Note each line where "Probability" appears, and copy it.

+++++

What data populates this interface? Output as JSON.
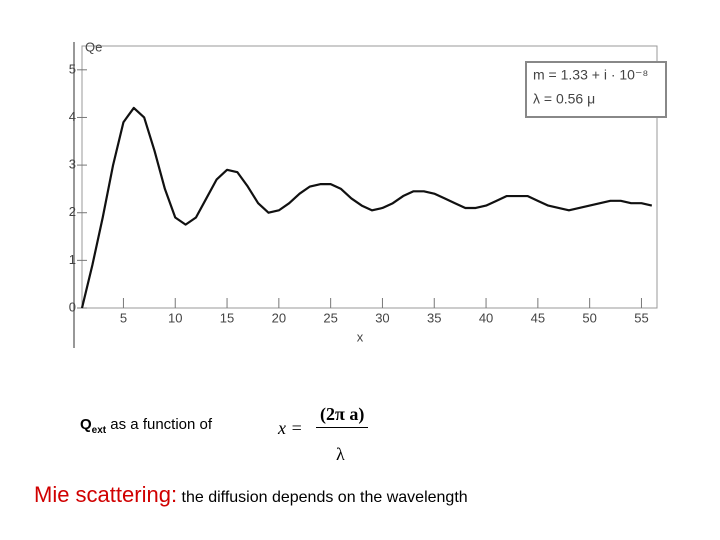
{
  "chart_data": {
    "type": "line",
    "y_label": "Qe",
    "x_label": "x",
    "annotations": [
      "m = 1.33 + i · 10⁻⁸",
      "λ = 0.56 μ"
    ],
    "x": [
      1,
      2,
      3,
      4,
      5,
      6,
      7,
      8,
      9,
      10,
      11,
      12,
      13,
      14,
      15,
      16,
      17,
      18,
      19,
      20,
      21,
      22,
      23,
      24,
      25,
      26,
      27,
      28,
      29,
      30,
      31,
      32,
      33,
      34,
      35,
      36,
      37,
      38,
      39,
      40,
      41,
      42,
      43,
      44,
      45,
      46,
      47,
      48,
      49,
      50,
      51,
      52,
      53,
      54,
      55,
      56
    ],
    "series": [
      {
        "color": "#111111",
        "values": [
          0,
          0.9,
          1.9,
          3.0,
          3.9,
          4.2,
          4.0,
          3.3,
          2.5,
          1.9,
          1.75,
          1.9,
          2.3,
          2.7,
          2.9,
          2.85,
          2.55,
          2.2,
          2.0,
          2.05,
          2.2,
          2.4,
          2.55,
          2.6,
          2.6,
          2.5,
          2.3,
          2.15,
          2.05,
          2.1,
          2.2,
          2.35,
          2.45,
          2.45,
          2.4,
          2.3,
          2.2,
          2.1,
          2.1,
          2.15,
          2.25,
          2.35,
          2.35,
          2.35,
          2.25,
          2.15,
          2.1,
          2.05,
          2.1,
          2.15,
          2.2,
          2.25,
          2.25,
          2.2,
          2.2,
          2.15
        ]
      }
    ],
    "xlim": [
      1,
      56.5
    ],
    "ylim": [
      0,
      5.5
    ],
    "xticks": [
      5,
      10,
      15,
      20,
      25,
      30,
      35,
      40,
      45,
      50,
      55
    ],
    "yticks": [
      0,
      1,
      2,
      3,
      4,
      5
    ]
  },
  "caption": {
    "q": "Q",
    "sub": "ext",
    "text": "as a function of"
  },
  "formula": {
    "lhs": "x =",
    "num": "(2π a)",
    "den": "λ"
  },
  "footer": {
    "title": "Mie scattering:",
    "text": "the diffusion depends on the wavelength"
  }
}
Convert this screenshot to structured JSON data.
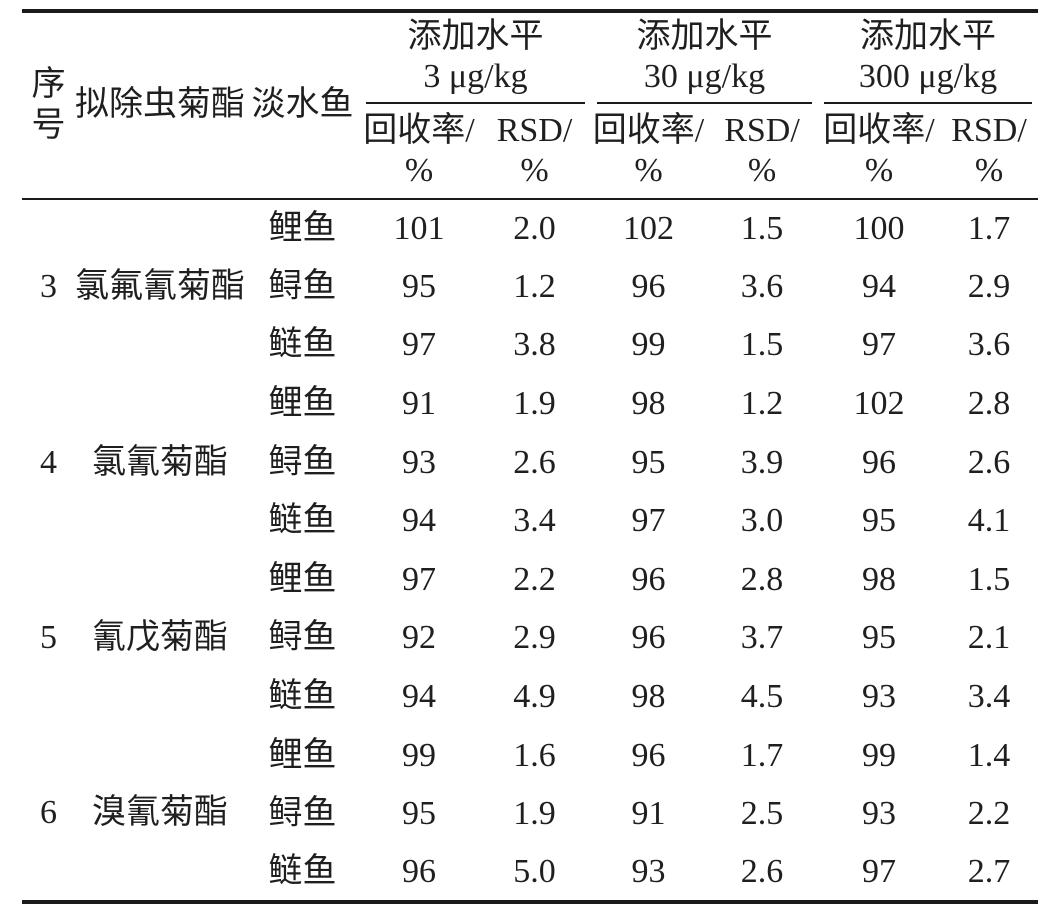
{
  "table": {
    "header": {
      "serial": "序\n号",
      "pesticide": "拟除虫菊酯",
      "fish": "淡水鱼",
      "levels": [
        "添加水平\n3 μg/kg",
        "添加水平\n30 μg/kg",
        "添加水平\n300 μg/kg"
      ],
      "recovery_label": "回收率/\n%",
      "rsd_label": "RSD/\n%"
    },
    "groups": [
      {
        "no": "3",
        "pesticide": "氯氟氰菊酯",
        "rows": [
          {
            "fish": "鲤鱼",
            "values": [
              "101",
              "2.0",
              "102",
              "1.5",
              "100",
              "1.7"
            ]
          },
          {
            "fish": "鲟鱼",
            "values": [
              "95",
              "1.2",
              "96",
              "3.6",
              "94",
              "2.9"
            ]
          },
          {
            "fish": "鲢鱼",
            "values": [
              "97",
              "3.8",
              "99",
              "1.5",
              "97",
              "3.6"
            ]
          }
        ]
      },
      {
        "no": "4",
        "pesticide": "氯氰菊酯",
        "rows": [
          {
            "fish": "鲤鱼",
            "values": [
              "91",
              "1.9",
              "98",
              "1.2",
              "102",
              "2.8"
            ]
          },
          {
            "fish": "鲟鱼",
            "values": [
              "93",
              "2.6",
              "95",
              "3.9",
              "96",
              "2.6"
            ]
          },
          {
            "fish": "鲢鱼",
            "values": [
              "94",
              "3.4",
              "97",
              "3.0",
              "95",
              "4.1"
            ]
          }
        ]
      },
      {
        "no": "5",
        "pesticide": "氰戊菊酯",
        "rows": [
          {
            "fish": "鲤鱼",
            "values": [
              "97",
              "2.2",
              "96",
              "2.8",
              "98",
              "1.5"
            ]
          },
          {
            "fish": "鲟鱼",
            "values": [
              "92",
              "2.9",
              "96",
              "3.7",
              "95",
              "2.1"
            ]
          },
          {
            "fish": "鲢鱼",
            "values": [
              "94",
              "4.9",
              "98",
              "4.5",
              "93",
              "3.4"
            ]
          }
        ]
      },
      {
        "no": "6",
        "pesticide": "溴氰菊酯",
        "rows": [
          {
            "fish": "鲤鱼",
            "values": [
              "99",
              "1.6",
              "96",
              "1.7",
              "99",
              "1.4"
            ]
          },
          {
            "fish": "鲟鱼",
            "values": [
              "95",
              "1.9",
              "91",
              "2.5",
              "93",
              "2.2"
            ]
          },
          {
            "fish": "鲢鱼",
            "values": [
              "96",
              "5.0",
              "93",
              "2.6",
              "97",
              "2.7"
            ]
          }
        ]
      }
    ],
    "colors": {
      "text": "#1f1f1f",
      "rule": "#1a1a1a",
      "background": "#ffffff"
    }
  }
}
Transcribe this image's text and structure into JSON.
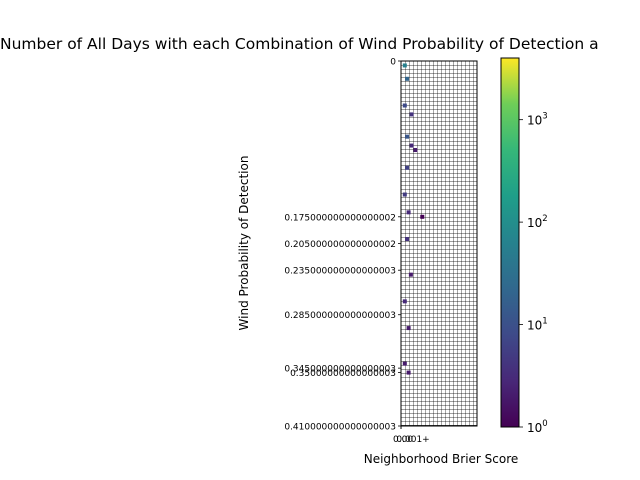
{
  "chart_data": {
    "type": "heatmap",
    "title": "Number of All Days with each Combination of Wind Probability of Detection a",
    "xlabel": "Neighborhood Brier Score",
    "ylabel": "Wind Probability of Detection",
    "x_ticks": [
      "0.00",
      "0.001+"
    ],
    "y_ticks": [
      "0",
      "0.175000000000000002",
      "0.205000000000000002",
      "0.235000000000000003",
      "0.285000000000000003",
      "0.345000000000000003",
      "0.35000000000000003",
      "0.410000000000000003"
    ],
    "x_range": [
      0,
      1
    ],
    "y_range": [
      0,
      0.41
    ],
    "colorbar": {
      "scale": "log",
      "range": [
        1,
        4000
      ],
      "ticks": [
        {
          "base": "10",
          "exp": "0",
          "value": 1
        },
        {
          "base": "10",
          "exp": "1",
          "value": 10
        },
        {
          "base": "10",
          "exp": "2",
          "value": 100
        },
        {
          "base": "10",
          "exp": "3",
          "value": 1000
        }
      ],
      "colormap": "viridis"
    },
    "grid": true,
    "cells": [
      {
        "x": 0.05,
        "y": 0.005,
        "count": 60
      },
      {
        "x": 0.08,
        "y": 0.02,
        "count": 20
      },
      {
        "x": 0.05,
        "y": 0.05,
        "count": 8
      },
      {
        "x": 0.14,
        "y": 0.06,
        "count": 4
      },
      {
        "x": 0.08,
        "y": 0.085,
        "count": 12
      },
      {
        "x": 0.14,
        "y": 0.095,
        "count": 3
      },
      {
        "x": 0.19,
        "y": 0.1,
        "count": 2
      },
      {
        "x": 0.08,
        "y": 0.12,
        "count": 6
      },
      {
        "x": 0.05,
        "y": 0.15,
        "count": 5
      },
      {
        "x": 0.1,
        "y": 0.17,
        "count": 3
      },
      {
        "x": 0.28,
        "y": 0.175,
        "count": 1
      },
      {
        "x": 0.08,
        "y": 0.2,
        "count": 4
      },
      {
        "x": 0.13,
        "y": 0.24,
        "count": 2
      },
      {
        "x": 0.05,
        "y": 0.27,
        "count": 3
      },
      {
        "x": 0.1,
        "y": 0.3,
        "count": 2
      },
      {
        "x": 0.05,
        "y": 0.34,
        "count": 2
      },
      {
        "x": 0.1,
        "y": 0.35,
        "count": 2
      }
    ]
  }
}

+++++

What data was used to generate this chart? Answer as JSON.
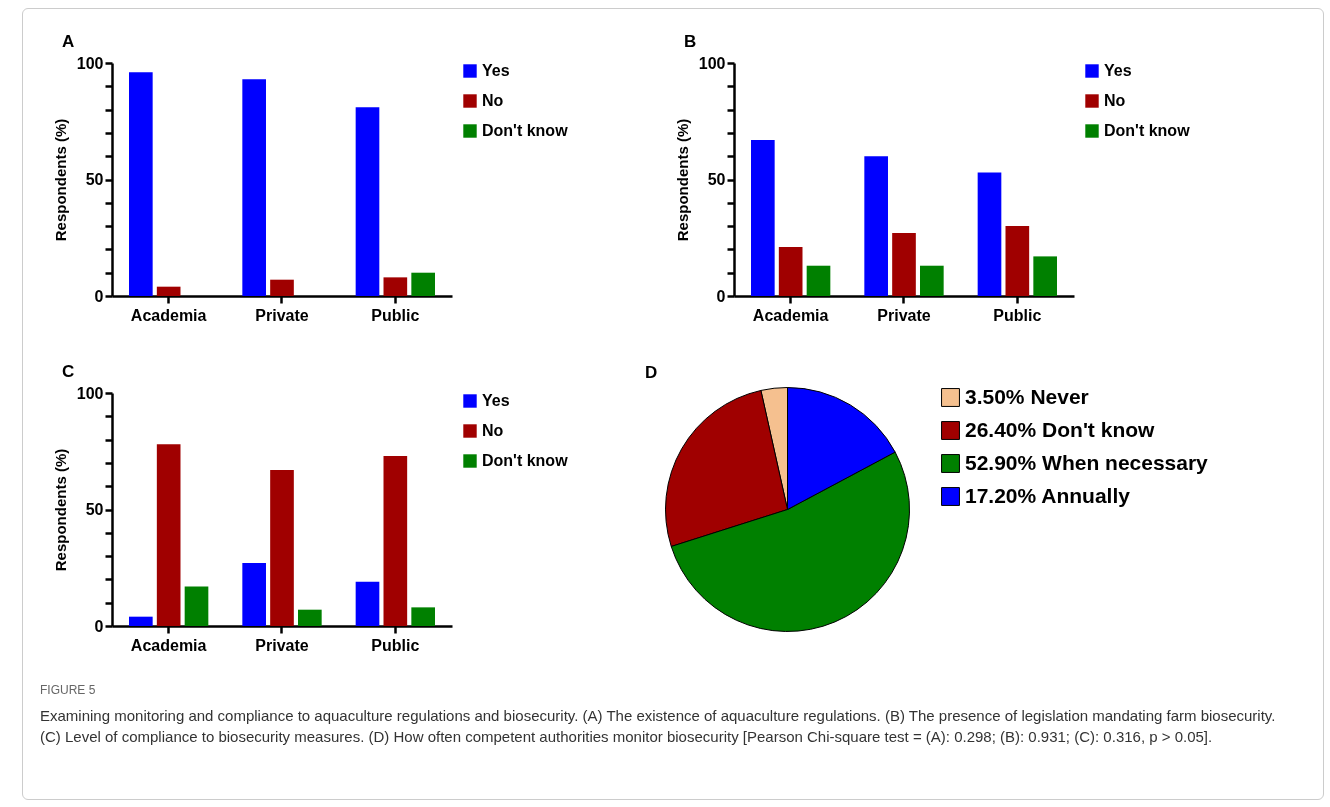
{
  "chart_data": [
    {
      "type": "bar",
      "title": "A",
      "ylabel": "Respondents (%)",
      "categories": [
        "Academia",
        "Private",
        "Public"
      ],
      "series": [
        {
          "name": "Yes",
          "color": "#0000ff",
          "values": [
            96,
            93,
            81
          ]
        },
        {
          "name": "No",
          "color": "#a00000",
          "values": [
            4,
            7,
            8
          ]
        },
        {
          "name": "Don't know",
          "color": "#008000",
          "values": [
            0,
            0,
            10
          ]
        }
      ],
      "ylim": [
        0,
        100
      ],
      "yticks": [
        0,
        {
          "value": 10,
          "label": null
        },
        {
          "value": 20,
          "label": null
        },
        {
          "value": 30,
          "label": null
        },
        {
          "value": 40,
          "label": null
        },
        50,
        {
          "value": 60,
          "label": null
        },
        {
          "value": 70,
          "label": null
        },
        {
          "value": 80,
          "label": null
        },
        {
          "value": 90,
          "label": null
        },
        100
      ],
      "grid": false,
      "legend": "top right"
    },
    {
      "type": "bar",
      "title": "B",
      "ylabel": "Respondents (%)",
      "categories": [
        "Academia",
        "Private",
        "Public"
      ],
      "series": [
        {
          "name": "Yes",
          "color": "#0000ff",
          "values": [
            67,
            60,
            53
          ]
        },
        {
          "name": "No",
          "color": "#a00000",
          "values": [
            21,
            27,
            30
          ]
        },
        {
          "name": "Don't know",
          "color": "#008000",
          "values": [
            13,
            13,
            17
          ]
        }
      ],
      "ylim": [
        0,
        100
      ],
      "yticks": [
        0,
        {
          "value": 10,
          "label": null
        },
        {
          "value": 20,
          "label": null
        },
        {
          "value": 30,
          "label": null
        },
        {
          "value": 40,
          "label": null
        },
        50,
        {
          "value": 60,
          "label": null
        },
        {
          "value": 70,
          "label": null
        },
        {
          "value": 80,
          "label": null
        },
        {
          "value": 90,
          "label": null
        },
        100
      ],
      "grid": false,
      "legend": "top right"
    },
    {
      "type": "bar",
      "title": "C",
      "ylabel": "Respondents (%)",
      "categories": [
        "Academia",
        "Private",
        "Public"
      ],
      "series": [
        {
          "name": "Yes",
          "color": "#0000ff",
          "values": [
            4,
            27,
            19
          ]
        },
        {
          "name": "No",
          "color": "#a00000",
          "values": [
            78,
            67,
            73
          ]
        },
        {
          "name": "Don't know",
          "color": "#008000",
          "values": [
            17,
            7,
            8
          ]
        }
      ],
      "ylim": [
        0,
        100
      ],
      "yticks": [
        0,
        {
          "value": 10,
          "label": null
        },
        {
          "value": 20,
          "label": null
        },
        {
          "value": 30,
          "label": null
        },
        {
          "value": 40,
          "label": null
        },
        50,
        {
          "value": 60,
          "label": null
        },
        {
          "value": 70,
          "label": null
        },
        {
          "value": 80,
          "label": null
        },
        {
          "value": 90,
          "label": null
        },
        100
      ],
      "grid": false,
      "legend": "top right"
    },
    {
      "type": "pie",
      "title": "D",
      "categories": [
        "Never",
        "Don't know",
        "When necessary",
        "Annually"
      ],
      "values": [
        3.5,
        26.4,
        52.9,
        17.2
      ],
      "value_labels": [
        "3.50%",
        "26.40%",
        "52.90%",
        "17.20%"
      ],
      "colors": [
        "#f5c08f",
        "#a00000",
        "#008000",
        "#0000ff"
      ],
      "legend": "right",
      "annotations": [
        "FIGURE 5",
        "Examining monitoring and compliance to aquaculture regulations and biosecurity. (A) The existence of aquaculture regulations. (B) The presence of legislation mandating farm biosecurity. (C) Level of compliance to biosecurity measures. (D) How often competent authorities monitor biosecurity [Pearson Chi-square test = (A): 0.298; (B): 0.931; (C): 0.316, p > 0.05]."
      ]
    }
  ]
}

+++++

RESPONSE TO THIS EXERCISE:
    "title": "Number of All Days with each Combination of Wind Probability of Detection a",
    "ylabel": "Wind Probability of Detection",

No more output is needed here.